# AIM
Identify all lines of the data containing the string "conc" and copy them.

[Figure record listings]
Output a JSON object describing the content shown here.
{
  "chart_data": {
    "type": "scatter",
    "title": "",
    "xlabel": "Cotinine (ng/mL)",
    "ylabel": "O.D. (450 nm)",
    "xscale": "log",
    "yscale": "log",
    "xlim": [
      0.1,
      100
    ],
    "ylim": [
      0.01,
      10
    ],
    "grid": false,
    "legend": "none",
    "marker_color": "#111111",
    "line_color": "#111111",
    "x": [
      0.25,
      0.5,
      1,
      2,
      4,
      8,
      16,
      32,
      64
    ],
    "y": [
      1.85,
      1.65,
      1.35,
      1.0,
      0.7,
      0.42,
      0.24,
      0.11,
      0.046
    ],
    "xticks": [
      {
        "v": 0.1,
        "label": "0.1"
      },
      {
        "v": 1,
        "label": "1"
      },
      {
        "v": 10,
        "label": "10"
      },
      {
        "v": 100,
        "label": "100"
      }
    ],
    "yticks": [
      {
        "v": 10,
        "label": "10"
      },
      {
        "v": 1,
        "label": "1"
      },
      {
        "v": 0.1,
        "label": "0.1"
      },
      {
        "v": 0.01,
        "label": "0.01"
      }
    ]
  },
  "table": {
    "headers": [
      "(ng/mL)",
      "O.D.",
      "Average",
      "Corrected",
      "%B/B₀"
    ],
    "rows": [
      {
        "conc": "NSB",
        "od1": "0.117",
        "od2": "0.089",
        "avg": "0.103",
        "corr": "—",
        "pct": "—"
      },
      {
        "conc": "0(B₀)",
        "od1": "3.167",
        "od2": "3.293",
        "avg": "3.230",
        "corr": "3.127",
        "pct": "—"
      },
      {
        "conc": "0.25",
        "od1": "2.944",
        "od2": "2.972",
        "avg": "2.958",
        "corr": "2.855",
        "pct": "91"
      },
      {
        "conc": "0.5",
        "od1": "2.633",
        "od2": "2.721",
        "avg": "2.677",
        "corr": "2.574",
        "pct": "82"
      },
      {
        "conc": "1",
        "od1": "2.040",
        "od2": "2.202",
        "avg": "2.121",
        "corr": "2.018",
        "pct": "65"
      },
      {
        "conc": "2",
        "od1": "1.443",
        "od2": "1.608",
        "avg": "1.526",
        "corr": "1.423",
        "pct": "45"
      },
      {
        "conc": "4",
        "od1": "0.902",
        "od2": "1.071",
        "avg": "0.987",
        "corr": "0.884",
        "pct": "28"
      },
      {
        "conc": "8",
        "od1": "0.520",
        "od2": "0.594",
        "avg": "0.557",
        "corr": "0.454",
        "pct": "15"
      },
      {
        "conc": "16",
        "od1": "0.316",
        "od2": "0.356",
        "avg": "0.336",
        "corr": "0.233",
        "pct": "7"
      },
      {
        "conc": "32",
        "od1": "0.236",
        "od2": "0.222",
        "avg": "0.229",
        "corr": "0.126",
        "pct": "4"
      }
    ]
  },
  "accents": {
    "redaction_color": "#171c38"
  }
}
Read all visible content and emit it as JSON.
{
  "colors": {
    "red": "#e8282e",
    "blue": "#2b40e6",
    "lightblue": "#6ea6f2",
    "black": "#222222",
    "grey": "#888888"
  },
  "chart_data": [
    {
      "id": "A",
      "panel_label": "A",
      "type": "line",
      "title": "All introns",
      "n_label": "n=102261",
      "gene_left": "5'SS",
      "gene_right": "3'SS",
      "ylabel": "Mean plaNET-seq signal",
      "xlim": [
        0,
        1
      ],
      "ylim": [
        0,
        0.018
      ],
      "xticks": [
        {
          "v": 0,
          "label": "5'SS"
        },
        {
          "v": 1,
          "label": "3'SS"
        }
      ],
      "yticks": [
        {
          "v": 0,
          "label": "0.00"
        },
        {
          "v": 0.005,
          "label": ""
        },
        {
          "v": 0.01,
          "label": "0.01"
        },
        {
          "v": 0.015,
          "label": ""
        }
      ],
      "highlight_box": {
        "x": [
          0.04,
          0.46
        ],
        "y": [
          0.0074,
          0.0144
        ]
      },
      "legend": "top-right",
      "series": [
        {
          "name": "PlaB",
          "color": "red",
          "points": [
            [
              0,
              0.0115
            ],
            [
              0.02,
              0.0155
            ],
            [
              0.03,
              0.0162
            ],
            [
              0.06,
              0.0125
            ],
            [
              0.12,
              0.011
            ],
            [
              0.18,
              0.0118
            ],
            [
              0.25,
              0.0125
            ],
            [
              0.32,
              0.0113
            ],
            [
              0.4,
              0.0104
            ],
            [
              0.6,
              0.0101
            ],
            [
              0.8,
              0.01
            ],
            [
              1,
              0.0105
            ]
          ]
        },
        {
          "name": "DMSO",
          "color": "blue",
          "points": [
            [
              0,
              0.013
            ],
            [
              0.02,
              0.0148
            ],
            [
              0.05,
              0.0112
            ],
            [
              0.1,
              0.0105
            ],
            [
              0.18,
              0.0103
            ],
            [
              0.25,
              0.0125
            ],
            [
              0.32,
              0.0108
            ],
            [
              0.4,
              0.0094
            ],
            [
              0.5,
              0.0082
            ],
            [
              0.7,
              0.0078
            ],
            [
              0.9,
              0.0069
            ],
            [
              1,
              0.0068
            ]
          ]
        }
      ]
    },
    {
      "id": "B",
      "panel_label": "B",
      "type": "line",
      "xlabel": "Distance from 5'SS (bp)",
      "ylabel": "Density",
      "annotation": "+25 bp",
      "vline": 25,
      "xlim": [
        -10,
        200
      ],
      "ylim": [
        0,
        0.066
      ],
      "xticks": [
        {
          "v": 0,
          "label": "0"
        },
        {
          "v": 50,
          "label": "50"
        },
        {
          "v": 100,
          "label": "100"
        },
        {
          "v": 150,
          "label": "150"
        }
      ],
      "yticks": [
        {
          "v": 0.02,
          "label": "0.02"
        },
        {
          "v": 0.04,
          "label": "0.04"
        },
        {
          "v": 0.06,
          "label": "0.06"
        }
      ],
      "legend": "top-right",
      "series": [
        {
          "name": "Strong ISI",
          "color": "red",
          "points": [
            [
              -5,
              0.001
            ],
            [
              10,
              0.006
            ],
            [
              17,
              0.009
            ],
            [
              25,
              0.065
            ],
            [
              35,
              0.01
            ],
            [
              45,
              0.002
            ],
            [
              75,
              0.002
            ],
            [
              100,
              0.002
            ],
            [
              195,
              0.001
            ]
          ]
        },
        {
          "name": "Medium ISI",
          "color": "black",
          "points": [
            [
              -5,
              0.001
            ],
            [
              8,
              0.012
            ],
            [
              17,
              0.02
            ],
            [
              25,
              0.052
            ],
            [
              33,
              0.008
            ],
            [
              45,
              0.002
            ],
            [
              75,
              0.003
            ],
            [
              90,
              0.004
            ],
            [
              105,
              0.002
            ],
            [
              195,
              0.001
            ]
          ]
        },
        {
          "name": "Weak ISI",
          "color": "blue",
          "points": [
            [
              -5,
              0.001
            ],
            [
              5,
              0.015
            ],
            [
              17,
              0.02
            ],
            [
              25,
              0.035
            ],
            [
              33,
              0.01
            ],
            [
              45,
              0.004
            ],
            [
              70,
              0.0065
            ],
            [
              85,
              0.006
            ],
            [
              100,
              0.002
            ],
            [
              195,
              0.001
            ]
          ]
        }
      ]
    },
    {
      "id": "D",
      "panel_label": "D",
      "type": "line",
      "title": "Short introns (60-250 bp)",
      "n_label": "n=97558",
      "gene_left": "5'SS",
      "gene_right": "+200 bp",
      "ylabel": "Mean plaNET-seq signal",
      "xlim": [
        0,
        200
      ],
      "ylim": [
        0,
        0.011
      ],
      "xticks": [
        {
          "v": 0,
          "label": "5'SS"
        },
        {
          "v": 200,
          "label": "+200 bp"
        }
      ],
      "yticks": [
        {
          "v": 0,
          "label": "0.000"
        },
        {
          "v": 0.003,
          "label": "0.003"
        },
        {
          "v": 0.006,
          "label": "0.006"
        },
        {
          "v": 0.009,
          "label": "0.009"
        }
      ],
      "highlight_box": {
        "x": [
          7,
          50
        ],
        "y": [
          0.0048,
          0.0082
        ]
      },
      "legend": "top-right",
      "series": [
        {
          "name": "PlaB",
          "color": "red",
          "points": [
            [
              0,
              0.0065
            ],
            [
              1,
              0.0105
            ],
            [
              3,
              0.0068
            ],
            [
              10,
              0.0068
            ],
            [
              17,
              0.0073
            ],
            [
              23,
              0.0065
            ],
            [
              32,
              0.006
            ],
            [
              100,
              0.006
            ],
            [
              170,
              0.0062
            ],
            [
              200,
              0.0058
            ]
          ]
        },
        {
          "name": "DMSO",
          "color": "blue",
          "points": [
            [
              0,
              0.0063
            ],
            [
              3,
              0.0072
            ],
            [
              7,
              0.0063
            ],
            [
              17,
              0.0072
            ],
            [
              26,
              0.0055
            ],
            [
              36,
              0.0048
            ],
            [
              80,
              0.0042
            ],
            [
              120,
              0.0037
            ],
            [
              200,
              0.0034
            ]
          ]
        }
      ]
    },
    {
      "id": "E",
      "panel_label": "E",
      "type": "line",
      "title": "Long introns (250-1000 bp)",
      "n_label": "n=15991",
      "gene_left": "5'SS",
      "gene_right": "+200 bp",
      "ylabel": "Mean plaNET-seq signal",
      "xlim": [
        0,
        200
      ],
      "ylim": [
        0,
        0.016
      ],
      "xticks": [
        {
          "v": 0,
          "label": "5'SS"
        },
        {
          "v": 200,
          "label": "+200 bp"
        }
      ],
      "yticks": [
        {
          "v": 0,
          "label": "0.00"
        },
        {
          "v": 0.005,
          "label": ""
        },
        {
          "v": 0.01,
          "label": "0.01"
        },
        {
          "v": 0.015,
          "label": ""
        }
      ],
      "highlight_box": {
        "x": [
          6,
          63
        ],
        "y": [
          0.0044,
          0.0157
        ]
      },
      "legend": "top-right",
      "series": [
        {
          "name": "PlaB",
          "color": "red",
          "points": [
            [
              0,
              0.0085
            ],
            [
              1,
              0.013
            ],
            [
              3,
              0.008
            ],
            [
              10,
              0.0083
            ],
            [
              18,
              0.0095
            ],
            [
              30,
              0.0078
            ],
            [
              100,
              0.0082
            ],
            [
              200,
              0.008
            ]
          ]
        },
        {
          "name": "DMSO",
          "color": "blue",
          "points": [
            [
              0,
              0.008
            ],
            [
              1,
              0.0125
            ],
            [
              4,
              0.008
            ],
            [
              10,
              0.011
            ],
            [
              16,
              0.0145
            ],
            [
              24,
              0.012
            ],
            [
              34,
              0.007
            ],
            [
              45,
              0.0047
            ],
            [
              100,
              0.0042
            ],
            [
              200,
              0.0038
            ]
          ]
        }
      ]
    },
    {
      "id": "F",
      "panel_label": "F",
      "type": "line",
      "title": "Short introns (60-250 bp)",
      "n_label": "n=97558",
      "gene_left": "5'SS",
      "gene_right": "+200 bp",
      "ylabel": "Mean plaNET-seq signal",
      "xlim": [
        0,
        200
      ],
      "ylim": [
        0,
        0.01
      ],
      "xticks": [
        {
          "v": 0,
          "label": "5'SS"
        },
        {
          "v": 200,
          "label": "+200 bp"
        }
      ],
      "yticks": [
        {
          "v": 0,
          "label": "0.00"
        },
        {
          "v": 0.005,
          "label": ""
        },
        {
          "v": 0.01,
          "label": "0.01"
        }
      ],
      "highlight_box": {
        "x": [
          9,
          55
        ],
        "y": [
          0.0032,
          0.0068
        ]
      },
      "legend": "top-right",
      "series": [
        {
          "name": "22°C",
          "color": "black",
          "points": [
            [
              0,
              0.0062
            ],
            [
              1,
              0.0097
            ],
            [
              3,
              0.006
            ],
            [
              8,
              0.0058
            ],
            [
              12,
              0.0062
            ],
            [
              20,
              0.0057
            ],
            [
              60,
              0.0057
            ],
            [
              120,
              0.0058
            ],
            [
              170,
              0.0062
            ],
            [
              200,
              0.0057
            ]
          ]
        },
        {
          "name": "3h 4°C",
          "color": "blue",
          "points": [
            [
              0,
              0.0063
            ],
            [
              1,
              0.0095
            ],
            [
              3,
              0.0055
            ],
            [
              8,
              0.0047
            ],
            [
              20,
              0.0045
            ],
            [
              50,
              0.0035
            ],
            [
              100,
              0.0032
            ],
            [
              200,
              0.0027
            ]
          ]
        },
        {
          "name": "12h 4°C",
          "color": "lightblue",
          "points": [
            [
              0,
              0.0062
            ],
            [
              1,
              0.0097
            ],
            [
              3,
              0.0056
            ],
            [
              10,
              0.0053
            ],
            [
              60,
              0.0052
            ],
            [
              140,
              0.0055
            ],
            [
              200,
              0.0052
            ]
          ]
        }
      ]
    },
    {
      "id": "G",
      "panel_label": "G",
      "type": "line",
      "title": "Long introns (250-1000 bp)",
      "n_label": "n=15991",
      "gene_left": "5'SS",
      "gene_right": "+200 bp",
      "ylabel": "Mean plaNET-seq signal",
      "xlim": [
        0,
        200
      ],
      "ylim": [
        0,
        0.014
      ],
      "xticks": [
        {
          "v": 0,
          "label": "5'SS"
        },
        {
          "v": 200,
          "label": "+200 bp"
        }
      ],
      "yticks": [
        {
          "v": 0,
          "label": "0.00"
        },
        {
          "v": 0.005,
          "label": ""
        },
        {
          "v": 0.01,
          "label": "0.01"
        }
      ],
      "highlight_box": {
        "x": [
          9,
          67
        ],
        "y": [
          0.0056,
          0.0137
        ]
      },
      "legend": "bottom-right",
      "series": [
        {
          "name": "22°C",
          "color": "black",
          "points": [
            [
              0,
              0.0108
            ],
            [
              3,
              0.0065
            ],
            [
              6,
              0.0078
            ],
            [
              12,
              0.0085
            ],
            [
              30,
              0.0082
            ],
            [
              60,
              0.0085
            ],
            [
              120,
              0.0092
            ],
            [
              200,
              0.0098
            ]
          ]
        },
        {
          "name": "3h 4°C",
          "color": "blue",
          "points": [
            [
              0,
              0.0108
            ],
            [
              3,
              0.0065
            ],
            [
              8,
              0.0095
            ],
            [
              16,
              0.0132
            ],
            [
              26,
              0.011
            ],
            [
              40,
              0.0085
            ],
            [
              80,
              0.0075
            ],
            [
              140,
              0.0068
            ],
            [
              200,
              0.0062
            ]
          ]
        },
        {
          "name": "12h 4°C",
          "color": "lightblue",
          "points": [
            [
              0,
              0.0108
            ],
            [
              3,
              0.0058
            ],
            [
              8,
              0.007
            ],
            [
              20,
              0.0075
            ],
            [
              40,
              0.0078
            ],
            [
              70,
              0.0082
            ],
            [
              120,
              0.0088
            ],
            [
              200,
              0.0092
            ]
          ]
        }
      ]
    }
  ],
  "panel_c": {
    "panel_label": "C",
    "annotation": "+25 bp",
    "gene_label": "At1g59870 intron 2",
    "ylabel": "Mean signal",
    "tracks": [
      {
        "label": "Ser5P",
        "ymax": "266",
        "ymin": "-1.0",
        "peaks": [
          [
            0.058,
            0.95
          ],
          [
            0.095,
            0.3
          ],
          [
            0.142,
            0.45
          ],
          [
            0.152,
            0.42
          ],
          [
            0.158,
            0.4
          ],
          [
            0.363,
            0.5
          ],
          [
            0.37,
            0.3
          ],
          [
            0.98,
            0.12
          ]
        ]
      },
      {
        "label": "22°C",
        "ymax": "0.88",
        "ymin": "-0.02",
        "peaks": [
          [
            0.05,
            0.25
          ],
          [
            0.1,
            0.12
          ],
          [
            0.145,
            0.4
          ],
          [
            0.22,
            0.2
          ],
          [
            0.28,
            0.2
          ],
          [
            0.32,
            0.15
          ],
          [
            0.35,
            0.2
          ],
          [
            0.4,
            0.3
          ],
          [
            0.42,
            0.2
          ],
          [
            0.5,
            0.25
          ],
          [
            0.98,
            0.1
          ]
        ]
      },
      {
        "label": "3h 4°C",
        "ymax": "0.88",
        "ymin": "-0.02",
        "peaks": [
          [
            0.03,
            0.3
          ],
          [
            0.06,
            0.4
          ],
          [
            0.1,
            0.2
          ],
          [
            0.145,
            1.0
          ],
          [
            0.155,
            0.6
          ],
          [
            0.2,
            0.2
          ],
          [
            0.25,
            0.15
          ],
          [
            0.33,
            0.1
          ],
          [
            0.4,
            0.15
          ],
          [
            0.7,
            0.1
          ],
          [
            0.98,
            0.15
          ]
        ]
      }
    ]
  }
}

# PROBLEM SOLUTION
        "conc": "NSB",
        "conc": "0(B₀)",
        "conc": "0.25",
        "conc": "0.5",
        "conc": "1",
        "conc": "2",
        "conc": "4",
        "conc": "8",
        "conc": "16",
        "conc": "32",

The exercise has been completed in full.